** Input data **
↓
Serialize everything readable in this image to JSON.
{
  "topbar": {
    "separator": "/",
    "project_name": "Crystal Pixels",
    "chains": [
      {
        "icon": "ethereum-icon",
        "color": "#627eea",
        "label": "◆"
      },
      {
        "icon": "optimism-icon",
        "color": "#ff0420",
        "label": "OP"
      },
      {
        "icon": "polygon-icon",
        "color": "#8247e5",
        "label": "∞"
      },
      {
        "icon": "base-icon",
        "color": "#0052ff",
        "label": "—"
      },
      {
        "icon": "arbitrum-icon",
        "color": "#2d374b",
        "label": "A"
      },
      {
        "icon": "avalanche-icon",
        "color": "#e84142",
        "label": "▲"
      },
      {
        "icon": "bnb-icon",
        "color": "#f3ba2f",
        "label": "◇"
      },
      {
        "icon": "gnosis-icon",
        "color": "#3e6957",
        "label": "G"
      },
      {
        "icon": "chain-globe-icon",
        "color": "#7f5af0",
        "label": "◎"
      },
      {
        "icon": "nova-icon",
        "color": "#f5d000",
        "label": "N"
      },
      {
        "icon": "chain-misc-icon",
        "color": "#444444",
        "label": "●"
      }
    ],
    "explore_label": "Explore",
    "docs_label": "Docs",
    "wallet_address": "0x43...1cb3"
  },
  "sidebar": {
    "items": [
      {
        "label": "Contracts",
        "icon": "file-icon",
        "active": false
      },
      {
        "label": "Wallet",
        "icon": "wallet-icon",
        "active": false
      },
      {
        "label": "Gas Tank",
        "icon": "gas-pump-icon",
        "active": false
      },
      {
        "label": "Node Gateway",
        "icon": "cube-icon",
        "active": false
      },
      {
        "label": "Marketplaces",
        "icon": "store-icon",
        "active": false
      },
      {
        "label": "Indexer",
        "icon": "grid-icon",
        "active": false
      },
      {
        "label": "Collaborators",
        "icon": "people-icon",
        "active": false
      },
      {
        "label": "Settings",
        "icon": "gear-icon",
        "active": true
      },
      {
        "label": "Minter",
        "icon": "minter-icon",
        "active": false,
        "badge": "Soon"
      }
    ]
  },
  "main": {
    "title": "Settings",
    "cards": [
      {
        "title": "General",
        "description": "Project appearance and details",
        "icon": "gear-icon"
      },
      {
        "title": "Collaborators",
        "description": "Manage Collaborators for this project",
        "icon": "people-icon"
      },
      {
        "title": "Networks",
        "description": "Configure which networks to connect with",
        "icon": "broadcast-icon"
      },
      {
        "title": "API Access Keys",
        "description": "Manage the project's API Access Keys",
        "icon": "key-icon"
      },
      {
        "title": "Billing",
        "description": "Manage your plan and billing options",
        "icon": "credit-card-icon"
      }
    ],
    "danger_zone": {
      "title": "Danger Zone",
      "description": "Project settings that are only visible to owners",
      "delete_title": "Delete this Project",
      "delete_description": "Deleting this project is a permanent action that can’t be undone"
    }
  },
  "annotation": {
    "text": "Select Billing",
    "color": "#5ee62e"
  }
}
↑
Extract the full listing above without alteration.

** Solution for this problem **
Serialize everything readable in this image to JSON.
{
  "topbar": {
    "separator": "/",
    "project_name": "Crystal Pixels",
    "chains": [
      {
        "icon": "ethereum-icon",
        "color": "#627eea",
        "label": "◆"
      },
      {
        "icon": "optimism-icon",
        "color": "#ff0420",
        "label": "OP"
      },
      {
        "icon": "polygon-icon",
        "color": "#8247e5",
        "label": "∞"
      },
      {
        "icon": "base-icon",
        "color": "#0052ff",
        "label": "—"
      },
      {
        "icon": "arbitrum-icon",
        "color": "#2d374b",
        "label": "A"
      },
      {
        "icon": "avalanche-icon",
        "color": "#e84142",
        "label": "▲"
      },
      {
        "icon": "bnb-icon",
        "color": "#f3ba2f",
        "label": "◇"
      },
      {
        "icon": "gnosis-icon",
        "color": "#3e6957",
        "label": "G"
      },
      {
        "icon": "chain-globe-icon",
        "color": "#7f5af0",
        "label": "◎"
      },
      {
        "icon": "nova-icon",
        "color": "#f5d000",
        "label": "N"
      },
      {
        "icon": "chain-misc-icon",
        "color": "#444444",
        "label": "●"
      }
    ],
    "explore_label": "Explore",
    "docs_label": "Docs",
    "wallet_address": "0x43...1cb3"
  },
  "sidebar": {
    "items": [
      {
        "label": "Contracts",
        "icon": "file-icon",
        "active": false
      },
      {
        "label": "Wallet",
        "icon": "wallet-icon",
        "active": false
      },
      {
        "label": "Gas Tank",
        "icon": "gas-pump-icon",
        "active": false
      },
      {
        "label": "Node Gateway",
        "icon": "cube-icon",
        "active": false
      },
      {
        "label": "Marketplaces",
        "icon": "store-icon",
        "active": false
      },
      {
        "label": "Indexer",
        "icon": "grid-icon",
        "active": false
      },
      {
        "label": "Collaborators",
        "icon": "people-icon",
        "active": false
      },
      {
        "label": "Settings",
        "icon": "gear-icon",
        "active": true
      },
      {
        "label": "Minter",
        "icon": "minter-icon",
        "active": false,
        "badge": "Soon"
      }
    ]
  },
  "main": {
    "title": "Settings",
    "cards": [
      {
        "title": "General",
        "description": "Project appearance and details",
        "icon": "gear-icon"
      },
      {
        "title": "Collaborators",
        "description": "Manage Collaborators for this project",
        "icon": "people-icon"
      },
      {
        "title": "Networks",
        "description": "Configure which networks to connect with",
        "icon": "broadcast-icon"
      },
      {
        "title": "API Access Keys",
        "description": "Manage the project's API Access Keys",
        "icon": "key-icon"
      },
      {
        "title": "Billing",
        "description": "Manage your plan and billing options",
        "icon": "credit-card-icon"
      }
    ],
    "danger_zone": {
      "title": "Danger Zone",
      "description": "Project settings that are only visible to owners",
      "delete_title": "Delete this Project",
      "delete_description": "Deleting this project is a permanent action that can’t be undone"
    }
  },
  "annotation": {
    "text": "Select Billing",
    "color": "#5ee62e"
  }
}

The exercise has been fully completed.